◆ **To do**
Wherever the word "messages" turns up in a line of the entries, copy that line.

◆ **Given records**

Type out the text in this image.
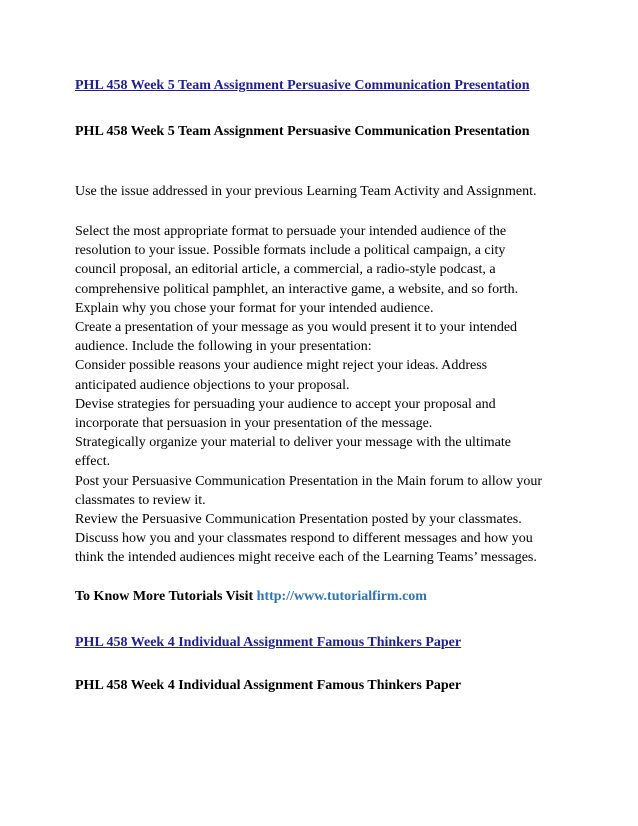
PHL 458 Week 5 Team Assignment Persuasive Communication Presentation
PHL 458 Week 5 Team Assignment Persuasive Communication Presentation
Use the issue addressed in your previous Learning Team Activity and Assignment.
Select the most appropriate format to persuade your intended audience of the
resolution to your issue. Possible formats include a political campaign, a city
council proposal, an editorial article, a commercial, a radio-style podcast, a
comprehensive political pamphlet, an interactive game, a website, and so forth.
Explain why you chose your format for your intended audience.
Create a presentation of your message as you would present it to your intended
audience. Include the following in your presentation:
Consider possible reasons your audience might reject your ideas. Address
anticipated audience objections to your proposal.
Devise strategies for persuading your audience to accept your proposal and
incorporate that persuasion in your presentation of the message.
Strategically organize your material to deliver your message with the ultimate
effect.
Post your Persuasive Communication Presentation in the Main forum to allow your
classmates to review it.
Review the Persuasive Communication Presentation posted by your classmates.
Discuss how you and your classmates respond to different messages and how you
think the intended audiences might receive each of the Learning Teams’ messages.
To Know More Tutorials Visit http://www.tutorialfirm.com
PHL 458 Week 4 Individual Assignment Famous Thinkers Paper
PHL 458 Week 4 Individual Assignment Famous Thinkers Paper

◆ **The reply**
Discuss how you and your classmates respond to different messages and how you
think the intended audiences might receive each of the Learning Teams’ messages.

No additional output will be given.